Exercise: Go through the material below and report how many lines contain "quantity". Give only the number.

(Collected data)
--

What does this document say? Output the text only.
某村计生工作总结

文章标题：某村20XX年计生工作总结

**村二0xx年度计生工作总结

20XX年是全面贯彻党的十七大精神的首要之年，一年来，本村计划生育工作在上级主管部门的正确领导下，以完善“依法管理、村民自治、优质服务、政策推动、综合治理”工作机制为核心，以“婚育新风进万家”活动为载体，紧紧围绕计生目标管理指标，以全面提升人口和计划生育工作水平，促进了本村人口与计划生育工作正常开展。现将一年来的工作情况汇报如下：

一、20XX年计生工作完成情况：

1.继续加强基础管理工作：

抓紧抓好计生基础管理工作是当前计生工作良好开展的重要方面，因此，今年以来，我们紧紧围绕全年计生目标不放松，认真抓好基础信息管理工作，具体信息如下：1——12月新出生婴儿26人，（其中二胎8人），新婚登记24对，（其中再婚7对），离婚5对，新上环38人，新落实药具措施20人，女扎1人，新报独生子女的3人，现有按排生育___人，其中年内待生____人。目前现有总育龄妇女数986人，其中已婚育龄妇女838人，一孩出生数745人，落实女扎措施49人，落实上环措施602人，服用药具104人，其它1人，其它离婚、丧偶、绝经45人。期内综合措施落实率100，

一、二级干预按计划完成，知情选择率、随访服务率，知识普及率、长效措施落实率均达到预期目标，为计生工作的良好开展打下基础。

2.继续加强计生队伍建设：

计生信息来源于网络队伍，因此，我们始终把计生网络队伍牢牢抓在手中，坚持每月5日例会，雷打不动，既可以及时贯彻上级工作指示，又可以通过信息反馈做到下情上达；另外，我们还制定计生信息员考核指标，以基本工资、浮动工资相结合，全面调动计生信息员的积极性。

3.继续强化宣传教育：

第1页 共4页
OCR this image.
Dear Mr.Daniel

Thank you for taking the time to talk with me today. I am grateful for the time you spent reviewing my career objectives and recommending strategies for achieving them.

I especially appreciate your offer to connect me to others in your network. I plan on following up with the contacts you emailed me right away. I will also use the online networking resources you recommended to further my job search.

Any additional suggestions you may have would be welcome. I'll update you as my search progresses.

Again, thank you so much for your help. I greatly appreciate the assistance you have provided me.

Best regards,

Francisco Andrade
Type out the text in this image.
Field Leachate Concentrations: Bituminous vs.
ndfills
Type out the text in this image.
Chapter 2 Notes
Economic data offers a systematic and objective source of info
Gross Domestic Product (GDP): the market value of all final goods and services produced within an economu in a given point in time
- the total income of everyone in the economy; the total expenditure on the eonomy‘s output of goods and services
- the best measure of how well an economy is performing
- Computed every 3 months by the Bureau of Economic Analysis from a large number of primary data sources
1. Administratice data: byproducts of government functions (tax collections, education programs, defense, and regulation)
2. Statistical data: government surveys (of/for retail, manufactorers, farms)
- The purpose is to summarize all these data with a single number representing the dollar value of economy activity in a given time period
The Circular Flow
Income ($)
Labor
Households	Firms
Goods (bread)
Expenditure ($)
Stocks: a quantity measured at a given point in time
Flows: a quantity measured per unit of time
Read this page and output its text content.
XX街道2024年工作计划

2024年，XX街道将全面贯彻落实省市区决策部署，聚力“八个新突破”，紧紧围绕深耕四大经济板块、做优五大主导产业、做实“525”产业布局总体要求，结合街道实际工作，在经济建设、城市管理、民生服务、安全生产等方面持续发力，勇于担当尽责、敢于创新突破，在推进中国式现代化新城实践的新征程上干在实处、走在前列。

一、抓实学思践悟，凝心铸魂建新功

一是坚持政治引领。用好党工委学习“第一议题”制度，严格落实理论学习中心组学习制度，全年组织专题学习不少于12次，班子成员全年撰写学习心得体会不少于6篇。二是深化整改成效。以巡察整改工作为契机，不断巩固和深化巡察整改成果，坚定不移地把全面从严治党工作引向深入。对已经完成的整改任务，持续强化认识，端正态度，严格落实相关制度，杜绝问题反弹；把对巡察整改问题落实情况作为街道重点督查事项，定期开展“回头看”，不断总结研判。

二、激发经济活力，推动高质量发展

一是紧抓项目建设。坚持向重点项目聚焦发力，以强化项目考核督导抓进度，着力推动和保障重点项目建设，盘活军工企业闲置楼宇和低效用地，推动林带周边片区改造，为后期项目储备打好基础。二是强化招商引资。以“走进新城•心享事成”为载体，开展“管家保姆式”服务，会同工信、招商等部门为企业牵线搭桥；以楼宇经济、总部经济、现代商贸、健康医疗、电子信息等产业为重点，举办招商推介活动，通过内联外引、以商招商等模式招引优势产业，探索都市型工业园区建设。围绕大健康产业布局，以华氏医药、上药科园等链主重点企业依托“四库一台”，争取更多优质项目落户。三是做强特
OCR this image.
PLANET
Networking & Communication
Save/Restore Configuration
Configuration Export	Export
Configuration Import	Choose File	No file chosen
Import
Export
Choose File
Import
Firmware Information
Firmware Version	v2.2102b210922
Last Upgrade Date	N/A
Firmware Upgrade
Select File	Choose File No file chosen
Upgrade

--

Task result: 2